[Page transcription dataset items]
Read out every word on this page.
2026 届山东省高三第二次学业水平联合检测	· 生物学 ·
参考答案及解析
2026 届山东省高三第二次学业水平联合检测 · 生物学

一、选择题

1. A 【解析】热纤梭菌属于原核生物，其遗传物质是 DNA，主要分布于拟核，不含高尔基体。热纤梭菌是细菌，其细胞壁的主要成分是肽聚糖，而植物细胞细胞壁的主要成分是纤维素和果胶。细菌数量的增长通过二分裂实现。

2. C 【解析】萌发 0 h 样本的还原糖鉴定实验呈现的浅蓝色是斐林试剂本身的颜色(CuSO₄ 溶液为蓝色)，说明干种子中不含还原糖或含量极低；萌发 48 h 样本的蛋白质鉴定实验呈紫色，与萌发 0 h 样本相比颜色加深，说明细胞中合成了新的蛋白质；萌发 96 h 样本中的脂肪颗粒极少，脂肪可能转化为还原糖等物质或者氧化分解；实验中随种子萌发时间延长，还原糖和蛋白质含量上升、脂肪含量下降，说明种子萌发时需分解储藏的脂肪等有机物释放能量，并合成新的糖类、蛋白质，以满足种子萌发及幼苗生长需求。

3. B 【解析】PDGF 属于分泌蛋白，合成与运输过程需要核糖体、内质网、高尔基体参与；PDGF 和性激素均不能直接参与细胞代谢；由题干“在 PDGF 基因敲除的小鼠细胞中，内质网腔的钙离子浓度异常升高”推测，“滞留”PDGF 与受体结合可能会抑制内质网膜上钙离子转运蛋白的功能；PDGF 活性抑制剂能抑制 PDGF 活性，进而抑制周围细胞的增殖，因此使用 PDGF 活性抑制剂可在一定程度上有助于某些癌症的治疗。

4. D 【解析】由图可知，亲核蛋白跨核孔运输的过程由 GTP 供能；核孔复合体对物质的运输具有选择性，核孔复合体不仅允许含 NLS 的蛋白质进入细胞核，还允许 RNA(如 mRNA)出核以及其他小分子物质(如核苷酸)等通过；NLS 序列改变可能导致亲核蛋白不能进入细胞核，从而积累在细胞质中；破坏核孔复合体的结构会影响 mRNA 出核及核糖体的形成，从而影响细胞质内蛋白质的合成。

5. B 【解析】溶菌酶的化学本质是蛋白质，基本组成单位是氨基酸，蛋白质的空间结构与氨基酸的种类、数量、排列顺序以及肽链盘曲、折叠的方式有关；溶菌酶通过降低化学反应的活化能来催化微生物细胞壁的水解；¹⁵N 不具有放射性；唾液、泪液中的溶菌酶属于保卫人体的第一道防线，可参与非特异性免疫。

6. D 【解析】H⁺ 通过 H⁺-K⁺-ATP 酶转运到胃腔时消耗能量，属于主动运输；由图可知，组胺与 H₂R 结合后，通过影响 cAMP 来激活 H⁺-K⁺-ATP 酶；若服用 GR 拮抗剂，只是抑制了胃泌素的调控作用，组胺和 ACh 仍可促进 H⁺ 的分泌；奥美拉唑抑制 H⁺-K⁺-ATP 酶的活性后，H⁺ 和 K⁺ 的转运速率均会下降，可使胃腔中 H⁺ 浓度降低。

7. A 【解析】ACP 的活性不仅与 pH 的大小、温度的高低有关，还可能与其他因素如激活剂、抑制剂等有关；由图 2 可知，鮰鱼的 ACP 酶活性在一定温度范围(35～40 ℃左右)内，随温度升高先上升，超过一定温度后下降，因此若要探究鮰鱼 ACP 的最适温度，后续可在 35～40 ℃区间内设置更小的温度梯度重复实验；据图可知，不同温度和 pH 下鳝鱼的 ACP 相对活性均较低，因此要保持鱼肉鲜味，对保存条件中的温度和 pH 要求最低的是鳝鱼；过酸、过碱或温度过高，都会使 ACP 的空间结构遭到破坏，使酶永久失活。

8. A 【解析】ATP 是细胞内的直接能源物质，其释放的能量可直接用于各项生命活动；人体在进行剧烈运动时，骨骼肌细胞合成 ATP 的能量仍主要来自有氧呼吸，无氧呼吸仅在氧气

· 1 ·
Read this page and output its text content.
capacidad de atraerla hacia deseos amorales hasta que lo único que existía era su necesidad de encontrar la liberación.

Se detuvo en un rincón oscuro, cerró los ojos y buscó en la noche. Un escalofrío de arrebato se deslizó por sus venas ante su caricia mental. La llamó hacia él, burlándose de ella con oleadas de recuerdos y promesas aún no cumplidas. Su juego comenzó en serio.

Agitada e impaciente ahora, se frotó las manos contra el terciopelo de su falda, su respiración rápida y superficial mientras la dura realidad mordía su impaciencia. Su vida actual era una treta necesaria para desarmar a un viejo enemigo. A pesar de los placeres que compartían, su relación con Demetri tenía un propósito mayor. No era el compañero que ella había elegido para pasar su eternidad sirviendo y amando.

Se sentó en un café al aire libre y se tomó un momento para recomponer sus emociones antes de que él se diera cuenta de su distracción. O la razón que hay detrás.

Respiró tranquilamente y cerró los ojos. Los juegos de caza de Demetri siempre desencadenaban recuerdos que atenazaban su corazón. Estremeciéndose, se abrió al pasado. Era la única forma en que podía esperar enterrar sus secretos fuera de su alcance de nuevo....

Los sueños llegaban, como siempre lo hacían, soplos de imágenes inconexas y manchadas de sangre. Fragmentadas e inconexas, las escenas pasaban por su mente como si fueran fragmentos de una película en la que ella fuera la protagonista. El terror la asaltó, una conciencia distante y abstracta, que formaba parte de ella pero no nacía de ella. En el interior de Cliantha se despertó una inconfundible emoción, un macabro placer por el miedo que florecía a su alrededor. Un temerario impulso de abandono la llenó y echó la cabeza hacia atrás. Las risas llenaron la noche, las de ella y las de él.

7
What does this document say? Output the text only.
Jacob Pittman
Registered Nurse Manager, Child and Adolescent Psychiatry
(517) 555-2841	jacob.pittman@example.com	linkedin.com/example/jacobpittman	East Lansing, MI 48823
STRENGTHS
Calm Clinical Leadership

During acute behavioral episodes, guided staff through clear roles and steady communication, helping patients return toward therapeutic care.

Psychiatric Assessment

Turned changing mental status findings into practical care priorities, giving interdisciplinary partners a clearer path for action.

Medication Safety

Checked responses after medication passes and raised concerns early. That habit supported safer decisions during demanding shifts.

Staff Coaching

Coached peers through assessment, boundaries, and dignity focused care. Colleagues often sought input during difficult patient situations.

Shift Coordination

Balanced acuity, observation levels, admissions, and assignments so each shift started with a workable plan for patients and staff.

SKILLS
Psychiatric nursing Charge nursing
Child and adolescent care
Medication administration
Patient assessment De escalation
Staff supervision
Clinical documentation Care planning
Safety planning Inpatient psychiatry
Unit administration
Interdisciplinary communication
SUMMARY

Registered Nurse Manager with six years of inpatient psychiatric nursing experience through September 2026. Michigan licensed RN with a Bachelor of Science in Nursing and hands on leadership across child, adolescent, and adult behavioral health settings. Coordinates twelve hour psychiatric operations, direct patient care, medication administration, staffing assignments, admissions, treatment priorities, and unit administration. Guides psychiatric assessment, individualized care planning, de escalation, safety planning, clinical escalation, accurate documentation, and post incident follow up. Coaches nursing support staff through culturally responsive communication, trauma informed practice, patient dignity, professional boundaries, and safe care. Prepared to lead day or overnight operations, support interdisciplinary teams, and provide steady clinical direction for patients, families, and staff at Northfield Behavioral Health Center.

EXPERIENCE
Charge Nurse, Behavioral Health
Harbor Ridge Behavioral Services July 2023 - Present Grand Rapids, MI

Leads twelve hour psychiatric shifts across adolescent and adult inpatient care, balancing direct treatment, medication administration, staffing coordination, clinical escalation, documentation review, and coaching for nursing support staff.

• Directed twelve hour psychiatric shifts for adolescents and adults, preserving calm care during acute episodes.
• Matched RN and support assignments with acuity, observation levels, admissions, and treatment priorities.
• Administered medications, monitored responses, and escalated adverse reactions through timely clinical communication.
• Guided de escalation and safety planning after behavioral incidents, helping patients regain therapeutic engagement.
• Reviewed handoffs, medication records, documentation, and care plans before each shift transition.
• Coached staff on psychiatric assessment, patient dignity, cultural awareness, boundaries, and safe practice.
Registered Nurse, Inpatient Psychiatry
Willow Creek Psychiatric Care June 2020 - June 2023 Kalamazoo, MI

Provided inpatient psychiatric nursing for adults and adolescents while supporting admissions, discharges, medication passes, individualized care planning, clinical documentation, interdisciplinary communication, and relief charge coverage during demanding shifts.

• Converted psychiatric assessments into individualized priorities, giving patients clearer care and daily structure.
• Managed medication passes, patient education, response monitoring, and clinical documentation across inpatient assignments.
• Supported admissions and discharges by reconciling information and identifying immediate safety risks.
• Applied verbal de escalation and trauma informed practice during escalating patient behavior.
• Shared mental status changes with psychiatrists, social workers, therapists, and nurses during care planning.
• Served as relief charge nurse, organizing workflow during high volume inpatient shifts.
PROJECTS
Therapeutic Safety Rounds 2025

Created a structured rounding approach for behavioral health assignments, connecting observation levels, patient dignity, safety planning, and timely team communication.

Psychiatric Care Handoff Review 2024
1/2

Exercise description » Lines that contain "into" should be pulled from the entries above and reported.

Answer space »
Turned changing mental status findings into practical care priorities, giving interdisciplinary partners a clearer path for action.
• Converted psychiatric assessments into individualized priorities, giving patients clearer care and daily structure.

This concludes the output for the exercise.